» **TASK TO COMPLETE**: Quote the records in full and leave their pictures out.

» **RECORD SET**:
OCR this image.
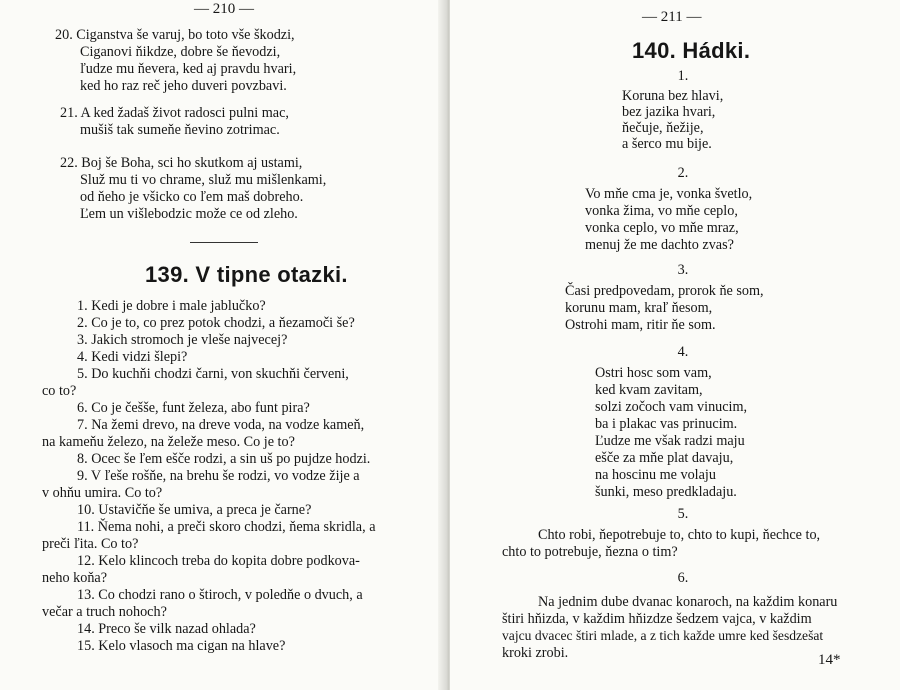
— 210 —
20. Ciganstva še varuj, bo toto vše škodzi,
Ciganovi ňikdze, dobre še ňevodzi,
ľudze mu ňevera, ked aj pravdu hvari,
ked ho raz reč jeho duveri povzbavi.
21. A ked žadaš život radosci pulni mac,
mušiš tak sumeňe ňevino zotrimac.
22. Boj še Boha, sci ho skutkom aj ustami,
Služ mu ti vo chrame, služ mu mišlenkami,
od ňeho je všicko co ľem maš dobreho.
Ľem un višlebodzic može ce od zleho.
139. V tipne otazki.
1. Kedi je dobre i male jablučko?
2. Co je to, co prez potok chodzi, a ňezamoči še?
3. Jakich stromoch je vleše najvecej?
4. Kedi vidzi šlepi?
5. Do kuchňi chodzi čarni, von skuchňi červeni,
co to?
6. Co je češše, funt železa, abo funt pira?
7. Na žemi drevo, na dreve voda, na vodze kameň,
na kameňu železo, na želeže meso. Co je to?
8. Ocec še ľem ešče rodzi, a sin uš po pujdze hodzi.
9. V ľeše rošňe, na brehu še rodzi, vo vodze žije a
v ohňu umira. Co to?
10. Ustavičňe še umiva, a preca je čarne?
11. Ňema nohi, a preči skoro chodzi, ňema skridla, a
preči ľita. Co to?
12. Kelo klincoch treba do kopita dobre podkova-
neho koňa?
13. Co chodzi rano o štiroch, v poledňe o dvuch, a
večar a truch nohoch?
14. Preco še vilk nazad ohlada?
15. Kelo vlasoch ma cigan na hlave?
— 211 —
140. Hádki.
1.
Koruna bez hlavi,
bez jazika hvari,
ňečuje, ňežije,
a šerco mu bije.
2.
Vo mňe cma je, vonka švetlo,
vonka žima, vo mňe ceplo,
vonka ceplo, vo mňe mraz,
menuj že me dachto zvas?
3.
Časi predpovedam, prorok ňe som,
korunu mam, kraľ ňesom,
Ostrohi mam, ritir ňe som.
4.
Ostri hosc som vam,
ked kvam zavitam,
solzi zočoch vam vinucim,
ba i plakac vas prinucim.
Ľudze me však radzi maju
ešče za mňe plat davaju,
na hoscinu me volaju
šunki, meso predkladaju.
5.
Chto robi, ňepotrebuje to, chto to kupi, ňechce to,
chto to potrebuje, ňezna o tim?
6.
Na jednim dube dvanac konaroch, na každim konaru
štiri hňizda, v každim hňizdze šedzem vajca, v každim
vajcu dvacec štiri mlade, a z tich každe umre ked šesdzešat
kroki zrobi.	14*
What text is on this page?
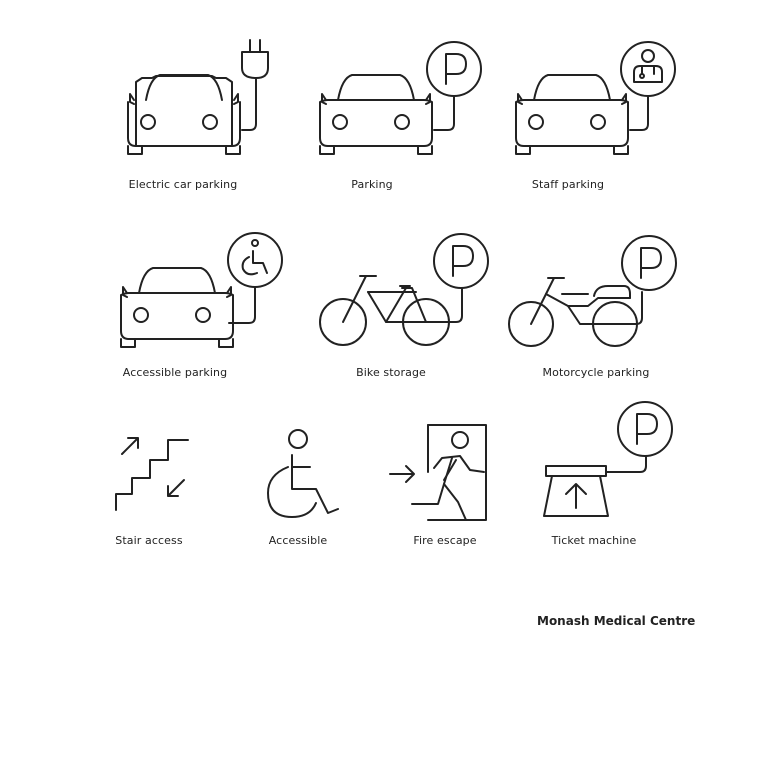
Electric car parking	Parking	Staff parking
Accessible parking	Bike storage	Motorcycle parking
Stair access	Accessible	Fire escape	Ticket machine
Monash Medical Centre
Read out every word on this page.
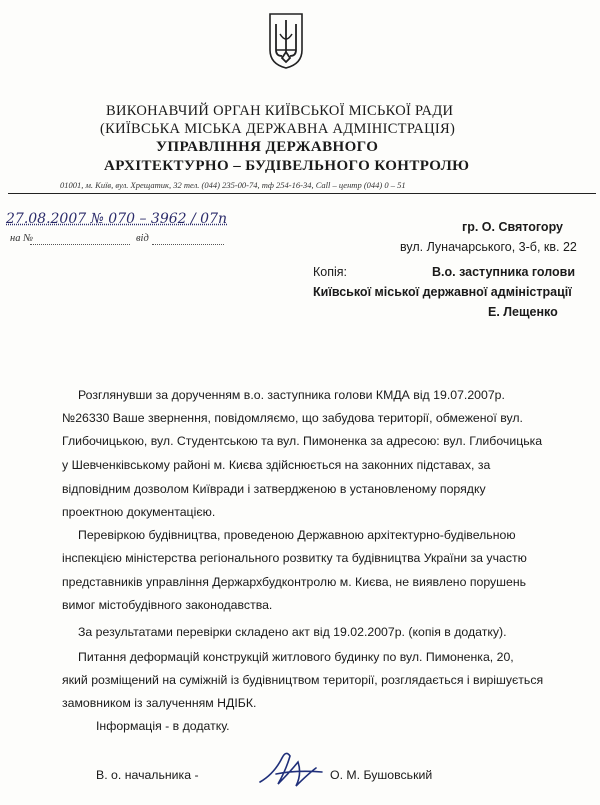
ВИКОНАВЧИЙ ОРГАН КИЇВСЬКОЇ МІСЬКОЇ РАДИ
(КИЇВСЬКА МІСЬКА ДЕРЖАВНА АДМІНІСТРАЦІЯ)
УПРАВЛІННЯ ДЕРЖАВНОГО
АРХІТЕКТУРНО – БУДІВЕЛЬНОГО КОНТРОЛЮ
01001, м. Київ, вул. Хрещатик, 32 тел. (044) 235-00-74, тф 254-16-34, Call – центр (044) 0 – 51
27.08.2007 № 070 – 3962 / 07п
на №	від
гр. О. Святогору
вул. Луначарського, 3-б, кв. 22
Копія:	В.о. заступника голови
Київської міської державної адміністрації
Е. Лещенко
Розглянувши за дорученням в.о. заступника голови КМДА від 19.07.2007р.
№26330 Ваше звернення, повідомляємо, що забудова території, обмеженої вул.
Глибочицькою, вул. Студентською та вул. Пимоненка за адресою: вул. Глибочицька
у Шевченківському районі м. Києва здійснюється на законних підставах, за
відповідним дозволом Київради і затвердженою в установленому порядку
проектною документацією.
Перевіркою будівництва, проведеною Державною архітектурно-будівельною
інспекцією міністерства регіонального розвитку та будівництва України за участю
представників управління Держархбудконтролю м. Києва, не виявлено порушень
вимог містобудівного законодавства.
За результатами перевірки складено акт від 19.02.2007р. (копія в додатку).
Питання деформацій конструкцій житлового будинку по вул. Пимоненка, 20,
який розміщений на суміжній із будівництвом території, розглядається і вирішується
замовником із залученням НДІБК.
Інформація - в додатку.
В. о. начальника -	О. М. Бушовський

» **EXPECTED ANSWER**:
OCR this image.
— 210 —
20. Ciganstva še varuj, bo toto vše škodzi,
Ciganovi ňikdze, dobre še ňevodzi,
ľudze mu ňevera, ked aj pravdu hvari,
ked ho raz reč jeho duveri povzbavi.
21. A ked žadaš život radosci pulni mac,
mušiš tak sumeňe ňevino zotrimac.
22. Boj še Boha, sci ho skutkom aj ustami,
Služ mu ti vo chrame, služ mu mišlenkami,
od ňeho je všicko co ľem maš dobreho.
Ľem un višlebodzic može ce od zleho.
139. V tipne otazki.
1. Kedi je dobre i male jablučko?
2. Co je to, co prez potok chodzi, a ňezamoči še?
3. Jakich stromoch je vleše najvecej?
4. Kedi vidzi šlepi?
5. Do kuchňi chodzi čarni, von skuchňi červeni,
co to?
6. Co je češše, funt železa, abo funt pira?
7. Na žemi drevo, na dreve voda, na vodze kameň,
na kameňu železo, na želeže meso. Co je to?
8. Ocec še ľem ešče rodzi, a sin uš po pujdze hodzi.
9. V ľeše rošňe, na brehu še rodzi, vo vodze žije a
v ohňu umira. Co to?
10. Ustavičňe še umiva, a preca je čarne?
11. Ňema nohi, a preči skoro chodzi, ňema skridla, a
preči ľita. Co to?
12. Kelo klincoch treba do kopita dobre podkova-
neho koňa?
13. Co chodzi rano o štiroch, v poledňe o dvuch, a
večar a truch nohoch?
14. Preco še vilk nazad ohlada?
15. Kelo vlasoch ma cigan na hlave?
— 211 —
140. Hádki.
1.
Koruna bez hlavi,
bez jazika hvari,
ňečuje, ňežije,
a šerco mu bije.
2.
Vo mňe cma je, vonka švetlo,
vonka žima, vo mňe ceplo,
vonka ceplo, vo mňe mraz,
menuj že me dachto zvas?
3.
Časi predpovedam, prorok ňe som,
korunu mam, kraľ ňesom,
Ostrohi mam, ritir ňe som.
4.
Ostri hosc som vam,
ked kvam zavitam,
solzi zočoch vam vinucim,
ba i plakac vas prinucim.
Ľudze me však radzi maju
ešče za mňe plat davaju,
na hoscinu me volaju
šunki, meso predkladaju.
5.
Chto robi, ňepotrebuje to, chto to kupi, ňechce to,
chto to potrebuje, ňezna o tim?
6.
Na jednim dube dvanac konaroch, na každim konaru
štiri hňizda, v každim hňizdze šedzem vajca, v každim
vajcu dvacec štiri mlade, a z tich každe umre ked šesdzešat
kroki zrobi.	14*
What text is on this page?
Electric car parking	Parking	Staff parking
Accessible parking	Bike storage	Motorcycle parking
Stair access	Accessible	Fire escape	Ticket machine
Monash Medical Centre
Read out every word on this page.
ВИКОНАВЧИЙ ОРГАН КИЇВСЬКОЇ МІСЬКОЇ РАДИ
(КИЇВСЬКА МІСЬКА ДЕРЖАВНА АДМІНІСТРАЦІЯ)
УПРАВЛІННЯ ДЕРЖАВНОГО
АРХІТЕКТУРНО – БУДІВЕЛЬНОГО КОНТРОЛЮ
01001, м. Київ, вул. Хрещатик, 32 тел. (044) 235-00-74, тф 254-16-34, Call – центр (044) 0 – 51
27.08.2007 № 070 – 3962 / 07п
на №	від
гр. О. Святогору
вул. Луначарського, 3-б, кв. 22
Копія:	В.о. заступника голови
Київської міської державної адміністрації
Е. Лещенко
Розглянувши за дорученням в.о. заступника голови КМДА від 19.07.2007р.
№26330 Ваше звернення, повідомляємо, що забудова території, обмеженої вул.
Глибочицькою, вул. Студентською та вул. Пимоненка за адресою: вул. Глибочицька
у Шевченківському районі м. Києва здійснюється на законних підставах, за
відповідним дозволом Київради і затвердженою в установленому порядку
проектною документацією.
Перевіркою будівництва, проведеною Державною архітектурно-будівельною
інспекцією міністерства регіонального розвитку та будівництва України за участю
представників управління Держархбудконтролю м. Києва, не виявлено порушень
вимог містобудівного законодавства.
За результатами перевірки складено акт від 19.02.2007р. (копія в додатку).
Питання деформацій конструкцій житлового будинку по вул. Пимоненка, 20,
який розміщений на суміжній із будівництвом території, розглядається і вирішується
замовником із залученням НДІБК.
Інформація - в додатку.
В. о. начальника -	О. М. Бушовський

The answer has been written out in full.